• What to produce: Print out the data below. Do not alter a single line.

• Extracted data:
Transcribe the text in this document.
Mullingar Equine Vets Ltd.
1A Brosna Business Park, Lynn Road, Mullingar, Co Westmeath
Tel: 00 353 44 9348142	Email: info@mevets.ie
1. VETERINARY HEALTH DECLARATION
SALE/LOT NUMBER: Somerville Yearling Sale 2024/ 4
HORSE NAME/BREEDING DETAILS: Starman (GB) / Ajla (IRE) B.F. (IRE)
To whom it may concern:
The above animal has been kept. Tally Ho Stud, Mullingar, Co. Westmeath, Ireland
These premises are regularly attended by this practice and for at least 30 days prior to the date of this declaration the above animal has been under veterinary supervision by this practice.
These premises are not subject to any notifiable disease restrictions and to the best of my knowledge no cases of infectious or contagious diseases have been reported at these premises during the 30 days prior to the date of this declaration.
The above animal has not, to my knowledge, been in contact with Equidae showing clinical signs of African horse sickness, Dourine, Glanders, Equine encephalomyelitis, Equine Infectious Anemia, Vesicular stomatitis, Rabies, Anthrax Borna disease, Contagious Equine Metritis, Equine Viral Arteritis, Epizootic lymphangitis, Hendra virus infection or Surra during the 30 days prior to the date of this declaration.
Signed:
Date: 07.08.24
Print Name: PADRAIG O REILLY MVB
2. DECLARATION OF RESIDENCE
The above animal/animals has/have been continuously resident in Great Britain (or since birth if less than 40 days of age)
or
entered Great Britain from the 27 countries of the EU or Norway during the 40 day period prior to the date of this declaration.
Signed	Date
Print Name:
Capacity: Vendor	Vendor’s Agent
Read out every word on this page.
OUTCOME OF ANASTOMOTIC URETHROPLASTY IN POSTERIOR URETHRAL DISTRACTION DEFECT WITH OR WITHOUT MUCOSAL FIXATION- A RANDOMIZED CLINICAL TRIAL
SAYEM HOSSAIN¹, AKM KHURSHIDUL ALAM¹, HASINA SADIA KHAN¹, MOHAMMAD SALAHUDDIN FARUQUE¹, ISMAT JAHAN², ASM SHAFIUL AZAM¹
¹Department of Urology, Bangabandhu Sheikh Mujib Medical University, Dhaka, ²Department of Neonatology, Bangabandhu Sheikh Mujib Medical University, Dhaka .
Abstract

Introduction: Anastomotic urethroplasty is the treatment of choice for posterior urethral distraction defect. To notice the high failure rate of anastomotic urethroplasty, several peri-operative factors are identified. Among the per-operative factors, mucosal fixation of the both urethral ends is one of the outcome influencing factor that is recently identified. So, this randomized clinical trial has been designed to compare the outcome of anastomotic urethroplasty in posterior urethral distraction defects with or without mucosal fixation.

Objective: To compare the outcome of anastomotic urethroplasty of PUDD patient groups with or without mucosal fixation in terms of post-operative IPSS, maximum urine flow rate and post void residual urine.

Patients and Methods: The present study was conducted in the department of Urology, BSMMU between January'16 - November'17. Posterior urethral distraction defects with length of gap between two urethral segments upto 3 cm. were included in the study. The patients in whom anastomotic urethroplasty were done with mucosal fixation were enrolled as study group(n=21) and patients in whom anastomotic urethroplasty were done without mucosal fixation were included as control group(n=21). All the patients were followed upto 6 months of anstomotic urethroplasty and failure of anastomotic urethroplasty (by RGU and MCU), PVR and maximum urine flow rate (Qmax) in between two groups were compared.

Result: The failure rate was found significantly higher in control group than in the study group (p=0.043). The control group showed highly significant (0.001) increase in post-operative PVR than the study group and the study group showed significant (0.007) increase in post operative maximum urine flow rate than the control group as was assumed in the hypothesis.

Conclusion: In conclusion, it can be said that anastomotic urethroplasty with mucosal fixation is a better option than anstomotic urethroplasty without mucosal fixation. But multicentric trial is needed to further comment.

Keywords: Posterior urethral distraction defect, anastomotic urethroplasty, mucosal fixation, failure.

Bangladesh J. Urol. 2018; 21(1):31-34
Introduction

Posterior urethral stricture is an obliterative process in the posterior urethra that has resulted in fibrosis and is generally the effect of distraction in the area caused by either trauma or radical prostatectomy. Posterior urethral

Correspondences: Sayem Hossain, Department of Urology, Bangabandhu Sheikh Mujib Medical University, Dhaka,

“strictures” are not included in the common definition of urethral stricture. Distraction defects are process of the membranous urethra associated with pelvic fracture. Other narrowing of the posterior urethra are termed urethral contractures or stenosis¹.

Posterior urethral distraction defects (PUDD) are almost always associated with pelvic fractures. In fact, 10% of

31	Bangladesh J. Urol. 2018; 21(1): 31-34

• Solution to the problem:
Transcribe the text in this document.
Mullingar Equine Vets Ltd.
1A Brosna Business Park, Lynn Road, Mullingar, Co Westmeath
Tel: 00 353 44 9348142	Email: info@mevets.ie
1. VETERINARY HEALTH DECLARATION
SALE/LOT NUMBER: Somerville Yearling Sale 2024/ 4
HORSE NAME/BREEDING DETAILS: Starman (GB) / Ajla (IRE) B.F. (IRE)
To whom it may concern:
The above animal has been kept. Tally Ho Stud, Mullingar, Co. Westmeath, Ireland
These premises are regularly attended by this practice and for at least 30 days prior to the date of this declaration the above animal has been under veterinary supervision by this practice.
These premises are not subject to any notifiable disease restrictions and to the best of my knowledge no cases of infectious or contagious diseases have been reported at these premises during the 30 days prior to the date of this declaration.
The above animal has not, to my knowledge, been in contact with Equidae showing clinical signs of African horse sickness, Dourine, Glanders, Equine encephalomyelitis, Equine Infectious Anemia, Vesicular stomatitis, Rabies, Anthrax Borna disease, Contagious Equine Metritis, Equine Viral Arteritis, Epizootic lymphangitis, Hendra virus infection or Surra during the 30 days prior to the date of this declaration.
Signed:
Date: 07.08.24
Print Name: PADRAIG O REILLY MVB
2. DECLARATION OF RESIDENCE
The above animal/animals has/have been continuously resident in Great Britain (or since birth if less than 40 days of age)
or
entered Great Britain from the 27 countries of the EU or Norway during the 40 day period prior to the date of this declaration.
Signed	Date
Print Name:
Capacity: Vendor	Vendor’s Agent
Read out every word on this page.
OUTCOME OF ANASTOMOTIC URETHROPLASTY IN POSTERIOR URETHRAL DISTRACTION DEFECT WITH OR WITHOUT MUCOSAL FIXATION- A RANDOMIZED CLINICAL TRIAL
SAYEM HOSSAIN¹, AKM KHURSHIDUL ALAM¹, HASINA SADIA KHAN¹, MOHAMMAD SALAHUDDIN FARUQUE¹, ISMAT JAHAN², ASM SHAFIUL AZAM¹
¹Department of Urology, Bangabandhu Sheikh Mujib Medical University, Dhaka, ²Department of Neonatology, Bangabandhu Sheikh Mujib Medical University, Dhaka .
Abstract

Introduction: Anastomotic urethroplasty is the treatment of choice for posterior urethral distraction defect. To notice the high failure rate of anastomotic urethroplasty, several peri-operative factors are identified. Among the per-operative factors, mucosal fixation of the both urethral ends is one of the outcome influencing factor that is recently identified. So, this randomized clinical trial has been designed to compare the outcome of anastomotic urethroplasty in posterior urethral distraction defects with or without mucosal fixation.

Objective: To compare the outcome of anastomotic urethroplasty of PUDD patient groups with or without mucosal fixation in terms of post-operative IPSS, maximum urine flow rate and post void residual urine.

Patients and Methods: The present study was conducted in the department of Urology, BSMMU between January'16 - November'17. Posterior urethral distraction defects with length of gap between two urethral segments upto 3 cm. were included in the study. The patients in whom anastomotic urethroplasty were done with mucosal fixation were enrolled as study group(n=21) and patients in whom anastomotic urethroplasty were done without mucosal fixation were included as control group(n=21). All the patients were followed upto 6 months of anstomotic urethroplasty and failure of anastomotic urethroplasty (by RGU and MCU), PVR and maximum urine flow rate (Qmax) in between two groups were compared.

Result: The failure rate was found significantly higher in control group than in the study group (p=0.043). The control group showed highly significant (0.001) increase in post-operative PVR than the study group and the study group showed significant (0.007) increase in post operative maximum urine flow rate than the control group as was assumed in the hypothesis.

Conclusion: In conclusion, it can be said that anastomotic urethroplasty with mucosal fixation is a better option than anstomotic urethroplasty without mucosal fixation. But multicentric trial is needed to further comment.

Keywords: Posterior urethral distraction defect, anastomotic urethroplasty, mucosal fixation, failure.

Bangladesh J. Urol. 2018; 21(1):31-34
Introduction

Posterior urethral stricture is an obliterative process in the posterior urethra that has resulted in fibrosis and is generally the effect of distraction in the area caused by either trauma or radical prostatectomy. Posterior urethral

Correspondences: Sayem Hossain, Department of Urology, Bangabandhu Sheikh Mujib Medical University, Dhaka,

“strictures” are not included in the common definition of urethral stricture. Distraction defects are process of the membranous urethra associated with pelvic fracture. Other narrowing of the posterior urethra are termed urethral contractures or stenosis¹.

Posterior urethral distraction defects (PUDD) are almost always associated with pelvic fractures. In fact, 10% of

31	Bangladesh J. Urol. 2018; 21(1): 31-34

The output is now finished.